§ Exercise details: Copy out each line that mentions the word "title".

>> START Records for this exercise

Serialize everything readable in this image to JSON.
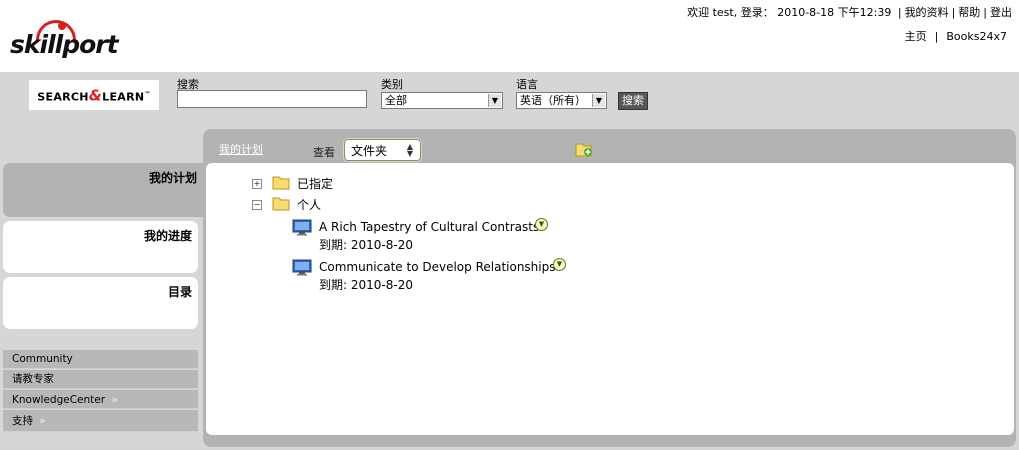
{
  "header": {
    "logo_text": "skillport",
    "user_bar": {
      "welcome": "欢迎 test, 登录：",
      "datetime": "2010-8-18 下午12:39",
      "my_profile": "我的资料",
      "help": "帮助",
      "logout": "登出"
    },
    "nav": {
      "home": "主页",
      "books": "Books24x7"
    }
  },
  "search": {
    "logo_text_left": "SEARCH",
    "logo_text_amp": "&",
    "logo_text_right": "LEARN",
    "logo_tm": "™",
    "search_label": "搜索",
    "search_value": "",
    "category_label": "类别",
    "category_value": "全部",
    "language_label": "语言",
    "language_value": "英语（所有）",
    "button_label": "搜索"
  },
  "sidebar": {
    "tabs": [
      {
        "label": "我的计划",
        "active": true
      },
      {
        "label": "我的进度",
        "active": false
      },
      {
        "label": "目录",
        "active": false
      }
    ],
    "links": [
      {
        "label": "Community",
        "has_chevron": false
      },
      {
        "label": "请教专家",
        "has_chevron": false
      },
      {
        "label": "KnowledgeCenter",
        "has_chevron": true
      },
      {
        "label": "支持",
        "has_chevron": true
      }
    ],
    "chevron": "»"
  },
  "main": {
    "breadcrumb": "我的计划",
    "view_label": "查看",
    "view_value": "文件夹",
    "tree": {
      "assigned": {
        "label": "已指定",
        "toggle": "+"
      },
      "personal": {
        "label": "个人",
        "toggle": "−"
      },
      "courses": [
        {
          "title": "A Rich Tapestry of Cultural Contrasts",
          "due_label": "到期:",
          "due_date": "2010-8-20"
        },
        {
          "title": "Communicate to Develop Relationships",
          "due_label": "到期:",
          "due_date": "2010-8-20"
        }
      ]
    }
  },
  "colors": {
    "brand_red": "#d8201f",
    "band_gray": "#d6d6d6",
    "panel_gray": "#b3b3b3",
    "folder_yellow": "#f7dc6f",
    "monitor_blue": "#2f66b8"
  }
}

>> END Records for this exercise

§ Output for this task:
          "title": "A Rich Tapestry of Cultural Contrasts",
          "title": "Communicate to Develop Relationships",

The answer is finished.